WRITTEN EXERCISE> The records that follow should be retyped word for word.

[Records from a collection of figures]
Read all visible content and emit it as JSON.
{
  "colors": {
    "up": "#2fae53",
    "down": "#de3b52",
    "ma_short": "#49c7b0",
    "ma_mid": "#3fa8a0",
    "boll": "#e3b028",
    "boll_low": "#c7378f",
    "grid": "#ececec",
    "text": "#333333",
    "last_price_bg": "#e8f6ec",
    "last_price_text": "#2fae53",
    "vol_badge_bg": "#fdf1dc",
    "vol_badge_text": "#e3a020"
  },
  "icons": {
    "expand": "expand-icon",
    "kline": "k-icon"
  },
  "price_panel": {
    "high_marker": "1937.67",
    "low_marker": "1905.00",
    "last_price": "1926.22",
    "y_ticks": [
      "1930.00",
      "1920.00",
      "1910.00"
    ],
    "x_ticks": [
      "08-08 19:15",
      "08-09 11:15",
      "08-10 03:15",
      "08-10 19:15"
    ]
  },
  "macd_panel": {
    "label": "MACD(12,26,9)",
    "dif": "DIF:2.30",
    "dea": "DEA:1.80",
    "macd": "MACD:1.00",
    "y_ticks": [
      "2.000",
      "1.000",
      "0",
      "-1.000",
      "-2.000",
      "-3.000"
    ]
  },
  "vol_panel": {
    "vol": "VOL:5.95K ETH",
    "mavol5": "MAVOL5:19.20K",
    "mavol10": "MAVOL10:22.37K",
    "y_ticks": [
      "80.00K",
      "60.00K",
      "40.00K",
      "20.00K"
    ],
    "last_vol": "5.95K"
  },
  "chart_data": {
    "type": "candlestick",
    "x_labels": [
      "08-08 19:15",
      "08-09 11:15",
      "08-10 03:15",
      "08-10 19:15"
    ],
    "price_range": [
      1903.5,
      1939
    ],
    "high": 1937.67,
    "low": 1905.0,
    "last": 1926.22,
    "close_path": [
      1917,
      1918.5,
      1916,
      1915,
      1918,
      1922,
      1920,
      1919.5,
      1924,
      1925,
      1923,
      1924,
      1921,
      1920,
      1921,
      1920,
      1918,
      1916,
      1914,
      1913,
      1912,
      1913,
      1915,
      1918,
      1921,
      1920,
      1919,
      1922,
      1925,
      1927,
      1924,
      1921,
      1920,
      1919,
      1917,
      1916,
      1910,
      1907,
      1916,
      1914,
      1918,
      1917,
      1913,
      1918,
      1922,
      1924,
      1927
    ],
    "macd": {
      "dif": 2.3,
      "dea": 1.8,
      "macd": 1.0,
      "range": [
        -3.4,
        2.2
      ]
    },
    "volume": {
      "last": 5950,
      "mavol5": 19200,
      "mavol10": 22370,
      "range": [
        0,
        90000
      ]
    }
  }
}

ANSWER TO THE EXERCISE>
Read all visible content and emit it as JSON.
{
  "colors": {
    "up": "#2fae53",
    "down": "#de3b52",
    "ma_short": "#49c7b0",
    "ma_mid": "#3fa8a0",
    "boll": "#e3b028",
    "boll_low": "#c7378f",
    "grid": "#ececec",
    "text": "#333333",
    "last_price_bg": "#e8f6ec",
    "last_price_text": "#2fae53",
    "vol_badge_bg": "#fdf1dc",
    "vol_badge_text": "#e3a020"
  },
  "icons": {
    "expand": "expand-icon",
    "kline": "k-icon"
  },
  "price_panel": {
    "high_marker": "1937.67",
    "low_marker": "1905.00",
    "last_price": "1926.22",
    "y_ticks": [
      "1930.00",
      "1920.00",
      "1910.00"
    ],
    "x_ticks": [
      "08-08 19:15",
      "08-09 11:15",
      "08-10 03:15",
      "08-10 19:15"
    ]
  },
  "macd_panel": {
    "label": "MACD(12,26,9)",
    "dif": "DIF:2.30",
    "dea": "DEA:1.80",
    "macd": "MACD:1.00",
    "y_ticks": [
      "2.000",
      "1.000",
      "0",
      "-1.000",
      "-2.000",
      "-3.000"
    ]
  },
  "vol_panel": {
    "vol": "VOL:5.95K ETH",
    "mavol5": "MAVOL5:19.20K",
    "mavol10": "MAVOL10:22.37K",
    "y_ticks": [
      "80.00K",
      "60.00K",
      "40.00K",
      "20.00K"
    ],
    "last_vol": "5.95K"
  },
  "chart_data": {
    "type": "candlestick",
    "x_labels": [
      "08-08 19:15",
      "08-09 11:15",
      "08-10 03:15",
      "08-10 19:15"
    ],
    "price_range": [
      1903.5,
      1939
    ],
    "high": 1937.67,
    "low": 1905.0,
    "last": 1926.22,
    "close_path": [
      1917,
      1918.5,
      1916,
      1915,
      1918,
      1922,
      1920,
      1919.5,
      1924,
      1925,
      1923,
      1924,
      1921,
      1920,
      1921,
      1920,
      1918,
      1916,
      1914,
      1913,
      1912,
      1913,
      1915,
      1918,
      1921,
      1920,
      1919,
      1922,
      1925,
      1927,
      1924,
      1921,
      1920,
      1919,
      1917,
      1916,
      1910,
      1907,
      1916,
      1914,
      1918,
      1917,
      1913,
      1918,
      1922,
      1924,
      1927
    ],
    "macd": {
      "dif": 2.3,
      "dea": 1.8,
      "macd": 1.0,
      "range": [
        -3.4,
        2.2
      ]
    },
    "volume": {
      "last": 5950,
      "mavol5": 19200,
      "mavol10": 22370,
      "range": [
        0,
        90000
      ]
    }
  }
}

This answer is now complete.